-- Task prompt --
Your answer should be a single number: the count of lines that include "Revelation".

-- Records supplied --
******************************

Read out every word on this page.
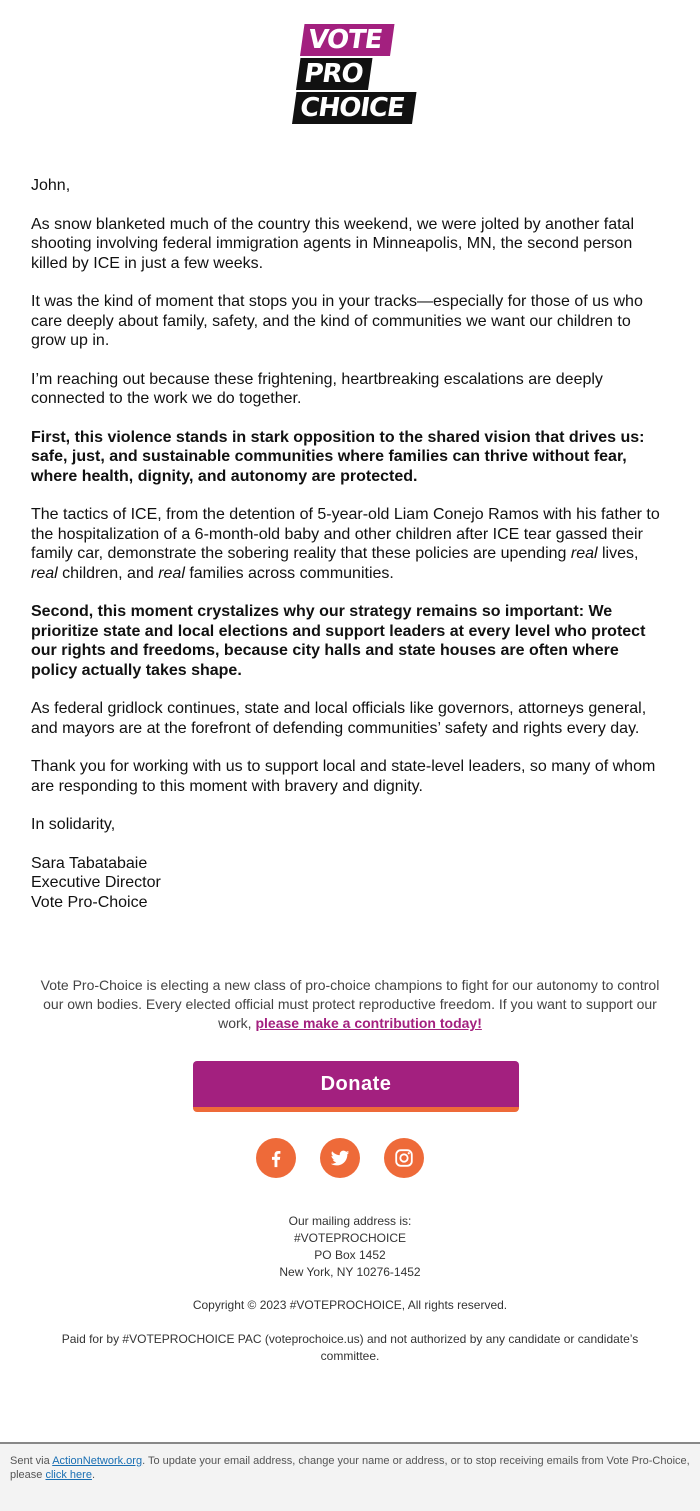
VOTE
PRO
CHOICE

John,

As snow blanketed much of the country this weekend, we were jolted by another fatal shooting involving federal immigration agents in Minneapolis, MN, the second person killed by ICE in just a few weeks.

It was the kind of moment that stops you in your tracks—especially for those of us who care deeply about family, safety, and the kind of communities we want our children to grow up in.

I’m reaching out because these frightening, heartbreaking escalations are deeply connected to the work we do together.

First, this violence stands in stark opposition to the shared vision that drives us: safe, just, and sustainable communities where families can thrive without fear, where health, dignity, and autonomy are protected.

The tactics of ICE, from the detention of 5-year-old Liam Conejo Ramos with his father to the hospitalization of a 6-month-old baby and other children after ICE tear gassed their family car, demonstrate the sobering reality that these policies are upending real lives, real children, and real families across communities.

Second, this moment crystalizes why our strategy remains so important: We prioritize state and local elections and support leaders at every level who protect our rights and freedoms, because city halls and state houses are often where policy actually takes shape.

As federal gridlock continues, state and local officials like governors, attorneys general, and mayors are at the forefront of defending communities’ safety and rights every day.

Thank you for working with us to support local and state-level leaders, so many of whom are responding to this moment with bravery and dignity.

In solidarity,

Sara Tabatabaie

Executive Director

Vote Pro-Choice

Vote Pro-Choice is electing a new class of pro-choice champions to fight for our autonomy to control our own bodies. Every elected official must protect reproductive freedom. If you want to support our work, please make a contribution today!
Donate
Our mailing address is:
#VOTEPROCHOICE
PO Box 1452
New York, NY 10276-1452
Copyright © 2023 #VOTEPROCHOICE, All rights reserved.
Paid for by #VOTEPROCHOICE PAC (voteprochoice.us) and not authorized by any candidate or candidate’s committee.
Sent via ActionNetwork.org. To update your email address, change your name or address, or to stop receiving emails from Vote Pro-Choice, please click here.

******************************

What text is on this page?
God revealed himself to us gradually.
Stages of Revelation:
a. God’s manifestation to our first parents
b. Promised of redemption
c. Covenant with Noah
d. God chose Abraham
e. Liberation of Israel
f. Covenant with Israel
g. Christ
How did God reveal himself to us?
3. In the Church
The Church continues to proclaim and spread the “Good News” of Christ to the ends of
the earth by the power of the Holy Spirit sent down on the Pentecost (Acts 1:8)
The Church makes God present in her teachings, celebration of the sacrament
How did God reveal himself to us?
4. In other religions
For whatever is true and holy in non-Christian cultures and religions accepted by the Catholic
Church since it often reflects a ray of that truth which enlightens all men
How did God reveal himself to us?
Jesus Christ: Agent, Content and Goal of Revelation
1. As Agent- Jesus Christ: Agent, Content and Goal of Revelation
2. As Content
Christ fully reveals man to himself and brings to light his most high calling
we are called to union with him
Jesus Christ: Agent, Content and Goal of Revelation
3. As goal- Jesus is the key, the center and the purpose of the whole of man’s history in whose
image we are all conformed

******************************

-- Response --
4